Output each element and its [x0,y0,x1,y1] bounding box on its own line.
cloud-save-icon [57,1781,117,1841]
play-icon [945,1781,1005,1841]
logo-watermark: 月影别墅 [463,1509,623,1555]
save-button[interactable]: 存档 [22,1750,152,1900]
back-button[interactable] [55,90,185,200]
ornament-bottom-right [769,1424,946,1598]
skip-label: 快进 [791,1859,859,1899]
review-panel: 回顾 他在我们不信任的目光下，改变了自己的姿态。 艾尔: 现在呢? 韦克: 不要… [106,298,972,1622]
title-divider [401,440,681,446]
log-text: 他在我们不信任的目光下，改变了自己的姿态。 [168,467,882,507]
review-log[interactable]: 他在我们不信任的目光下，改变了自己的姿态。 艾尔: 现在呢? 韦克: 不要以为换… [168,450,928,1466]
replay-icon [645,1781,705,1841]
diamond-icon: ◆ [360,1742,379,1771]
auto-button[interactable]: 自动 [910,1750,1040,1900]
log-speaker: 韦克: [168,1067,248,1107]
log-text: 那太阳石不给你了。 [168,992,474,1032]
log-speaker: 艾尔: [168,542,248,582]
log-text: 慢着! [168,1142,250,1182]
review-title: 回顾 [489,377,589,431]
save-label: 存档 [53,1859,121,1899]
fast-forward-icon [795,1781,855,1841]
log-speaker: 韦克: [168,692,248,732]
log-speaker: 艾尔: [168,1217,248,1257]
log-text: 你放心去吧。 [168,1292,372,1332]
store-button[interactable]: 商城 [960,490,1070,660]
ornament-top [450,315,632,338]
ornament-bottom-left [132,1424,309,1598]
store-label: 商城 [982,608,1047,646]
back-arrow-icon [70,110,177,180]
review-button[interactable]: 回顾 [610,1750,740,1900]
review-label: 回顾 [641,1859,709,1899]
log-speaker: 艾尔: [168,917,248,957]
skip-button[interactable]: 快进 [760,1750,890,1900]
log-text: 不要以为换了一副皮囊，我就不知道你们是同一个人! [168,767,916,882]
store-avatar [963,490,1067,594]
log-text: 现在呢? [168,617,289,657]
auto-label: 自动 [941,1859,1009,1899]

=====

Reproduce every line of the data above verbatim, keeping the original order.

Full solution
Output each element and its [x0,y0,x1,y1] bounding box on its own line.
cloud-save-icon [57,1781,117,1841]
play-icon [945,1781,1005,1841]
logo-watermark: 月影别墅 [463,1509,623,1555]
save-button[interactable]: 存档 [22,1750,152,1900]
back-button[interactable] [55,90,185,200]
ornament-bottom-right [769,1424,946,1598]
skip-label: 快进 [791,1859,859,1899]
review-panel: 回顾 他在我们不信任的目光下，改变了自己的姿态。 艾尔: 现在呢? 韦克: 不要… [106,298,972,1622]
title-divider [401,440,681,446]
log-text: 他在我们不信任的目光下，改变了自己的姿态。 [168,467,882,507]
review-log[interactable]: 他在我们不信任的目光下，改变了自己的姿态。 艾尔: 现在呢? 韦克: 不要以为换… [168,450,928,1466]
replay-icon [645,1781,705,1841]
diamond-icon: ◆ [360,1742,379,1771]
auto-button[interactable]: 自动 [910,1750,1040,1900]
log-speaker: 韦克: [168,1067,248,1107]
log-text: 那太阳石不给你了。 [168,992,474,1032]
log-speaker: 艾尔: [168,542,248,582]
log-text: 慢着! [168,1142,250,1182]
review-title: 回顾 [489,377,589,431]
save-label: 存档 [53,1859,121,1899]
fast-forward-icon [795,1781,855,1841]
log-speaker: 韦克: [168,692,248,732]
log-speaker: 艾尔: [168,1217,248,1257]
log-text: 你放心去吧。 [168,1292,372,1332]
store-button[interactable]: 商城 [960,490,1070,660]
ornament-top [450,315,632,338]
ornament-bottom-left [132,1424,309,1598]
store-label: 商城 [982,608,1047,646]
back-arrow-icon [70,110,177,180]
review-button[interactable]: 回顾 [610,1750,740,1900]
review-label: 回顾 [641,1859,709,1899]
log-speaker: 艾尔: [168,917,248,957]
skip-button[interactable]: 快进 [760,1750,890,1900]
log-text: 不要以为换了一副皮囊，我就不知道你们是同一个人! [168,767,916,882]
store-avatar [963,490,1067,594]
log-text: 现在呢? [168,617,289,657]
auto-label: 自动 [941,1859,1009,1899]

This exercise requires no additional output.